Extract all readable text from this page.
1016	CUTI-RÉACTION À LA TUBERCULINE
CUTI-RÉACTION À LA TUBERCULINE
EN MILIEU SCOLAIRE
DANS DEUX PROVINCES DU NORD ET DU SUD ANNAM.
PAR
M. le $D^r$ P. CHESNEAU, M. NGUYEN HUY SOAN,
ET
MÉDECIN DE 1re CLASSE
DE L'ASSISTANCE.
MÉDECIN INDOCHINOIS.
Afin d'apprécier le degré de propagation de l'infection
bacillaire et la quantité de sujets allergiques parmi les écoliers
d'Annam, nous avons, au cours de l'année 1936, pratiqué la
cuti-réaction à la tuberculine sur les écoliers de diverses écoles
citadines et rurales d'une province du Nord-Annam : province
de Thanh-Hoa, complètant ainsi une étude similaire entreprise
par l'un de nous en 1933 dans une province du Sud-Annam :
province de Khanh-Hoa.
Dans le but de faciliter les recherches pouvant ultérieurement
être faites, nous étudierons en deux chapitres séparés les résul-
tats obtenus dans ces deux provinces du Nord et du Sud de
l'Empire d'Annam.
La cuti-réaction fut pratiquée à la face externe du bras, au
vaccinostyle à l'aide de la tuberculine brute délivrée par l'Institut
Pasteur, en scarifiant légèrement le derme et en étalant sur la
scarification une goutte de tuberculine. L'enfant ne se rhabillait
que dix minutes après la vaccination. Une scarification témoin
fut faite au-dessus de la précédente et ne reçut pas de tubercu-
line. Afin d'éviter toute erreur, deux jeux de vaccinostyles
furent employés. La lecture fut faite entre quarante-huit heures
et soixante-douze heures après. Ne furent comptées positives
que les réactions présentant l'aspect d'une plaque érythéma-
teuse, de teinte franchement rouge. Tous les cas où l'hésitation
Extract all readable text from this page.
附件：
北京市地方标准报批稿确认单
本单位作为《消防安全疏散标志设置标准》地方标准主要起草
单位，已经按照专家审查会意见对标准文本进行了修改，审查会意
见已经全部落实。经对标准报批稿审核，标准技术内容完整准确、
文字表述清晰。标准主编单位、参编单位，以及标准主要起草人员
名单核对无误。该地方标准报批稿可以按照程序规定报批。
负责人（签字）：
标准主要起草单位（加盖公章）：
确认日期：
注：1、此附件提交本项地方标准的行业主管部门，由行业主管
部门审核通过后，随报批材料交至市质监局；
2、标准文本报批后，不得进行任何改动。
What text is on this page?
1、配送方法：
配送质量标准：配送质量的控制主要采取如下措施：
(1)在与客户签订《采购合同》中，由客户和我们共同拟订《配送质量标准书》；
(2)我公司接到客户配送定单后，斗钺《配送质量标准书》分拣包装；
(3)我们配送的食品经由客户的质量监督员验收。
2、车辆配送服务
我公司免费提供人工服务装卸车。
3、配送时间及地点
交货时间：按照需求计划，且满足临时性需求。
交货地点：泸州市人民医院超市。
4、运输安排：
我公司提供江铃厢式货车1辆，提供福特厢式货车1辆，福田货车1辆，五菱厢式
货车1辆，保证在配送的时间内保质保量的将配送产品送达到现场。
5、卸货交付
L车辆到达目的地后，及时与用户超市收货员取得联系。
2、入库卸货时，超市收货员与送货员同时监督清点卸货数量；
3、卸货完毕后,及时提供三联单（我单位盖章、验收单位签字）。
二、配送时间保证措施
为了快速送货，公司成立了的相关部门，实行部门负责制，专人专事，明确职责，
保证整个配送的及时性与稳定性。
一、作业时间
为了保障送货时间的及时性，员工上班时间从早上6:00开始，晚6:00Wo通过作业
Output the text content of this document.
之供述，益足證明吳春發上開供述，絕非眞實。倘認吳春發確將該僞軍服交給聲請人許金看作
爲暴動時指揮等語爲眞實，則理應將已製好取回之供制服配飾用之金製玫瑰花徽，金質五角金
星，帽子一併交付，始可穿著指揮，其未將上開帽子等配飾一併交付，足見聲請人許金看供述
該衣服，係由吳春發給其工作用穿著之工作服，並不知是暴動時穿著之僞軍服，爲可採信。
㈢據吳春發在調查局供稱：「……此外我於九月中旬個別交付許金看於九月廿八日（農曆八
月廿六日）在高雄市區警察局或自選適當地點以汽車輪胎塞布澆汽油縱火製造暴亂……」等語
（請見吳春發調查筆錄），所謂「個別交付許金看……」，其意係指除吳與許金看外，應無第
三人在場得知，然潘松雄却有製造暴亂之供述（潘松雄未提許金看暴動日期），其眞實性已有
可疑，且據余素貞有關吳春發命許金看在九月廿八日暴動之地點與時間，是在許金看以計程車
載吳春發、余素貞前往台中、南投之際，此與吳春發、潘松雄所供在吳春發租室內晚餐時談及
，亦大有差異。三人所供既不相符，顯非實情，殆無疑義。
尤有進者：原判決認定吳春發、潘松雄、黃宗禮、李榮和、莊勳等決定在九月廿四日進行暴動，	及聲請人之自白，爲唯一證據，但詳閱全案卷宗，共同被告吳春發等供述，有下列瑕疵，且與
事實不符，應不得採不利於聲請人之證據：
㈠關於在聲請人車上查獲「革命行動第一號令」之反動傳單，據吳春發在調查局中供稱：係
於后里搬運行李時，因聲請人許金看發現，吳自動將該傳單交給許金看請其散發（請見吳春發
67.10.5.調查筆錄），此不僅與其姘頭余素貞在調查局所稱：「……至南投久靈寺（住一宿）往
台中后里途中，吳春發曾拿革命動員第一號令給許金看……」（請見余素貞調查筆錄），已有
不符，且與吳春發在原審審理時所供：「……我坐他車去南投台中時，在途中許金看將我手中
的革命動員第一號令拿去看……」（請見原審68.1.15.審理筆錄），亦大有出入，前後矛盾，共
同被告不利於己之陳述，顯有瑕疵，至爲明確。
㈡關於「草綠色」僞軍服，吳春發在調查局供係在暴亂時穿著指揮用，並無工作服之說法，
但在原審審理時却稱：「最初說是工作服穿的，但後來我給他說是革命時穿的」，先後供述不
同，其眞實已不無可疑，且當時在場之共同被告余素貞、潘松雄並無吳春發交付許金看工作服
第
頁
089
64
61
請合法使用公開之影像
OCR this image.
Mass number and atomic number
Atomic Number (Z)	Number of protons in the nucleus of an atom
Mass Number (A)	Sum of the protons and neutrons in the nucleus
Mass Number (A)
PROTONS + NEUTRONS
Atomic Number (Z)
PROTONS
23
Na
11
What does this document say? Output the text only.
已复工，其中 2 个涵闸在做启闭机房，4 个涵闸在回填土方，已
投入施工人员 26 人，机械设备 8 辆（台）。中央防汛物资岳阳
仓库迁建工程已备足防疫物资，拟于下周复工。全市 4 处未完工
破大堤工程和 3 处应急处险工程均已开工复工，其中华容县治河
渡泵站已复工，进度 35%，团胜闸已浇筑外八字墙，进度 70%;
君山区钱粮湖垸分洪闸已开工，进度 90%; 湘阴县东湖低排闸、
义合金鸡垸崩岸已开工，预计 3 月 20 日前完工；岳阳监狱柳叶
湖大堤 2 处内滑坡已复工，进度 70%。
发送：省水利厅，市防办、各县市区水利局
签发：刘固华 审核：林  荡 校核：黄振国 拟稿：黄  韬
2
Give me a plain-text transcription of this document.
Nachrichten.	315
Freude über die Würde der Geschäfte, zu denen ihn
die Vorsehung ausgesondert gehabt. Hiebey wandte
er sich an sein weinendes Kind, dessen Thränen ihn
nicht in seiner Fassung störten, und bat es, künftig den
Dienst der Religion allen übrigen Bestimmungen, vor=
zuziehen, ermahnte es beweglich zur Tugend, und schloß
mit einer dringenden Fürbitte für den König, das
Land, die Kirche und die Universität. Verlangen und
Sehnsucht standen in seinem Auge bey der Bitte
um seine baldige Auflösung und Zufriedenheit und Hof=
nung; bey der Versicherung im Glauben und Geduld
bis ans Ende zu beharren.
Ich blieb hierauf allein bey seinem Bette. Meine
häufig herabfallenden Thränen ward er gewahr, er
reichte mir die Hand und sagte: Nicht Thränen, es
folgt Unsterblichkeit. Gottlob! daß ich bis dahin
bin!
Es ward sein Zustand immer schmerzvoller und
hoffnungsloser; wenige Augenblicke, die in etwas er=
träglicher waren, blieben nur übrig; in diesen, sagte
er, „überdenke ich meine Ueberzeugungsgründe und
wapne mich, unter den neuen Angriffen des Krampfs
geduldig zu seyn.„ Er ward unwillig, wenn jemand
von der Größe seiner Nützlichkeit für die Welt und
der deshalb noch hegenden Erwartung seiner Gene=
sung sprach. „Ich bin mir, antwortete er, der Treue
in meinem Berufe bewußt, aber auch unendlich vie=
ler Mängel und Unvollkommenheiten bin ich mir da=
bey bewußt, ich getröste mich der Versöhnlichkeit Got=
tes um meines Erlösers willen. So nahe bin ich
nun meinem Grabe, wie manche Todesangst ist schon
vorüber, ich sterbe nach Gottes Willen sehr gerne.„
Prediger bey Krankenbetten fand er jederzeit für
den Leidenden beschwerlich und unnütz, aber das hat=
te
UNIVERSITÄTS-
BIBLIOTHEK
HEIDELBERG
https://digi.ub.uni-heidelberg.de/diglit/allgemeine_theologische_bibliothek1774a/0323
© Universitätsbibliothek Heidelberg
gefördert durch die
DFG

### [What you are asked to do]
Copy, from the material, each line that holds the string "aber".

### [Correct result]
in meinem Berufe bewußt, aber auch unendlich vie=
den Leidenden beschwerlich und unnütz, aber das hat=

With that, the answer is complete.